= Records for the task =
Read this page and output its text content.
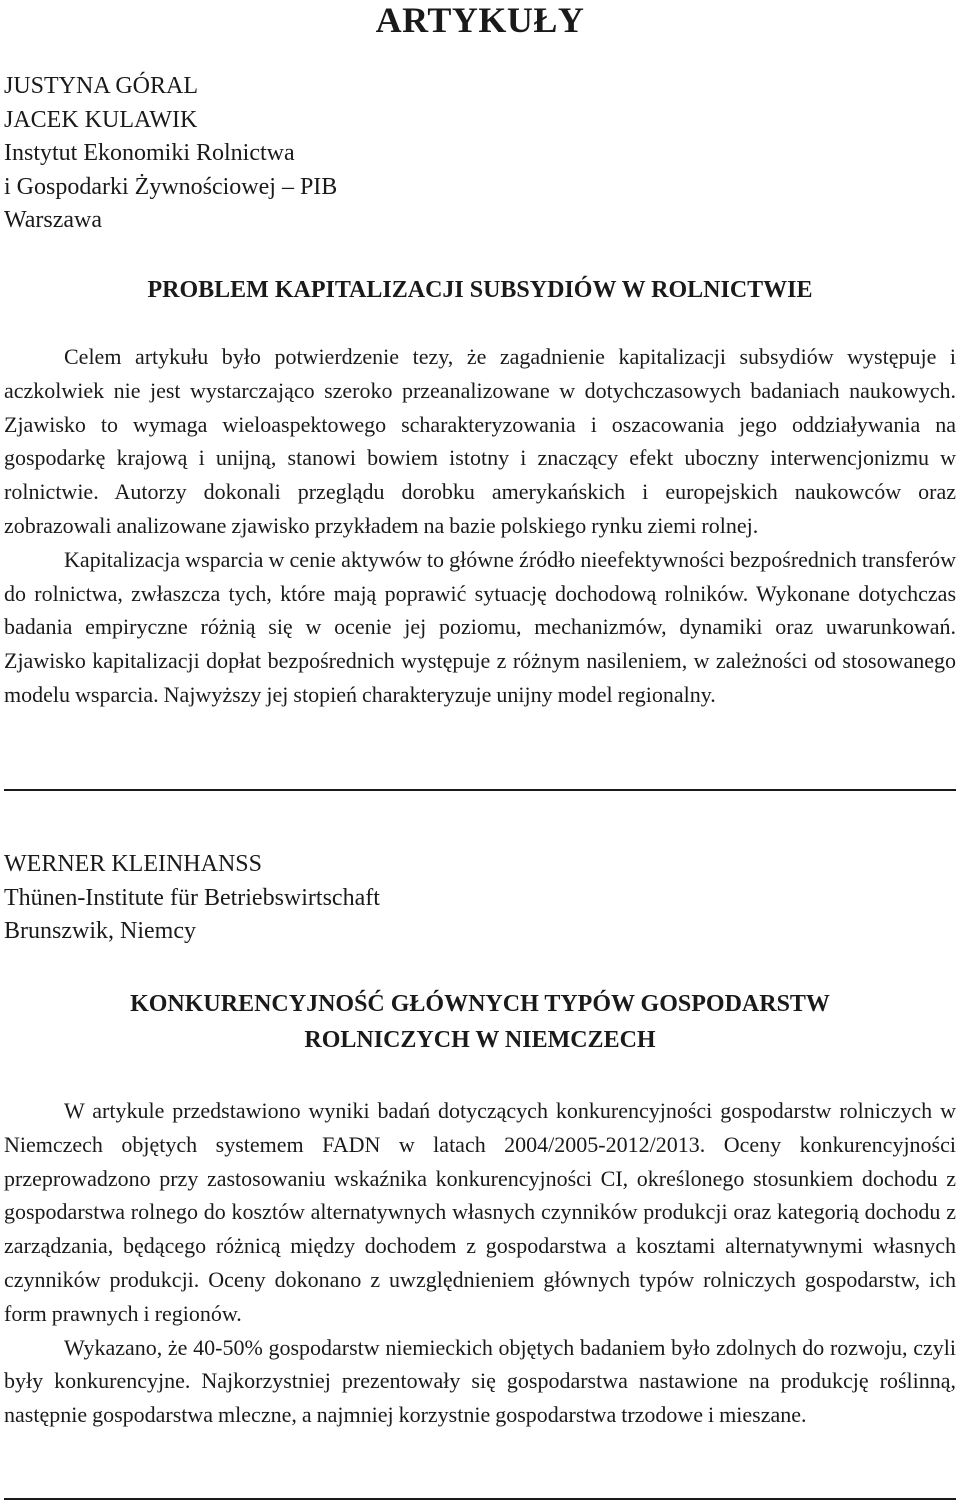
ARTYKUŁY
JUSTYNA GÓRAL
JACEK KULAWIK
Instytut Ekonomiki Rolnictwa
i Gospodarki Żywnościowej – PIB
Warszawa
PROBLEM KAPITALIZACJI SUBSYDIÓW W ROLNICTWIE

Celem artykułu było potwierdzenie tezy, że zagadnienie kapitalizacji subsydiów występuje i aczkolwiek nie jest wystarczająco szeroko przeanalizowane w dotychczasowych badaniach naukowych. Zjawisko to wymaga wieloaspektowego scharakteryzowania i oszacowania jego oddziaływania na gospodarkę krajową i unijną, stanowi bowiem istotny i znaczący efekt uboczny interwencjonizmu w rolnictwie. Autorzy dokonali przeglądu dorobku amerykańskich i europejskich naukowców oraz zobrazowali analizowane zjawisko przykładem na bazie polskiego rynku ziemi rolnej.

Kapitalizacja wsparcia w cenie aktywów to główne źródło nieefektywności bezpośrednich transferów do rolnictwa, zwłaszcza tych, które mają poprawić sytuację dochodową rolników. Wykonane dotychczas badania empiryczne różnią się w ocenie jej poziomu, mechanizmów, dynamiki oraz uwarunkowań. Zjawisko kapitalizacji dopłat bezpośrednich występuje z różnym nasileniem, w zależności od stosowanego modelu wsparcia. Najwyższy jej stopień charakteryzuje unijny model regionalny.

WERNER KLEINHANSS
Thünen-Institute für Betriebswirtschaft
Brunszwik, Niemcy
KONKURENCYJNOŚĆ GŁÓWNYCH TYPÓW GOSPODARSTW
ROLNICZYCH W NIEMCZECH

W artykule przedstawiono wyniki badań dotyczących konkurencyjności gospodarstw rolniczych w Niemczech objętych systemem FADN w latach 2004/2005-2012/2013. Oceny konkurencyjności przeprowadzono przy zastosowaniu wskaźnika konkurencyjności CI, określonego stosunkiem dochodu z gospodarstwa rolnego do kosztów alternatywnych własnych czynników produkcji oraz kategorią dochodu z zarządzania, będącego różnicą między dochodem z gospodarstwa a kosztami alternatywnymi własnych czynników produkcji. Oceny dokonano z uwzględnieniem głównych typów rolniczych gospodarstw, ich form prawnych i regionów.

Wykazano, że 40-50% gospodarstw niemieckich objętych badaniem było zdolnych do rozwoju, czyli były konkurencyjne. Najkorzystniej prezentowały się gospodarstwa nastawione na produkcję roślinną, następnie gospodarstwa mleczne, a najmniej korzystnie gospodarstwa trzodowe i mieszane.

= The problem =
Print all entries exactly. The images do not belong in the copy.

= Task response =
Read this page and output its text content.
ARTYKUŁY
JUSTYNA GÓRAL
JACEK KULAWIK
Instytut Ekonomiki Rolnictwa
i Gospodarki Żywnościowej – PIB
Warszawa
PROBLEM KAPITALIZACJI SUBSYDIÓW W ROLNICTWIE

Celem artykułu było potwierdzenie tezy, że zagadnienie kapitalizacji subsydiów występuje i aczkolwiek nie jest wystarczająco szeroko przeanalizowane w dotychczasowych badaniach naukowych. Zjawisko to wymaga wieloaspektowego scharakteryzowania i oszacowania jego oddziaływania na gospodarkę krajową i unijną, stanowi bowiem istotny i znaczący efekt uboczny interwencjonizmu w rolnictwie. Autorzy dokonali przeglądu dorobku amerykańskich i europejskich naukowców oraz zobrazowali analizowane zjawisko przykładem na bazie polskiego rynku ziemi rolnej.

Kapitalizacja wsparcia w cenie aktywów to główne źródło nieefektywności bezpośrednich transferów do rolnictwa, zwłaszcza tych, które mają poprawić sytuację dochodową rolników. Wykonane dotychczas badania empiryczne różnią się w ocenie jej poziomu, mechanizmów, dynamiki oraz uwarunkowań. Zjawisko kapitalizacji dopłat bezpośrednich występuje z różnym nasileniem, w zależności od stosowanego modelu wsparcia. Najwyższy jej stopień charakteryzuje unijny model regionalny.

WERNER KLEINHANSS
Thünen-Institute für Betriebswirtschaft
Brunszwik, Niemcy
KONKURENCYJNOŚĆ GŁÓWNYCH TYPÓW GOSPODARSTW
ROLNICZYCH W NIEMCZECH

W artykule przedstawiono wyniki badań dotyczących konkurencyjności gospodarstw rolniczych w Niemczech objętych systemem FADN w latach 2004/2005-2012/2013. Oceny konkurencyjności przeprowadzono przy zastosowaniu wskaźnika konkurencyjności CI, określonego stosunkiem dochodu z gospodarstwa rolnego do kosztów alternatywnych własnych czynników produkcji oraz kategorią dochodu z zarządzania, będącego różnicą między dochodem z gospodarstwa a kosztami alternatywnymi własnych czynników produkcji. Oceny dokonano z uwzględnieniem głównych typów rolniczych gospodarstw, ich form prawnych i regionów.

Wykazano, że 40-50% gospodarstw niemieckich objętych badaniem było zdolnych do rozwoju, czyli były konkurencyjne. Najkorzystniej prezentowały się gospodarstwa nastawione na produkcję roślinną, następnie gospodarstwa mleczne, a najmniej korzystnie gospodarstwa trzodowe i mieszane.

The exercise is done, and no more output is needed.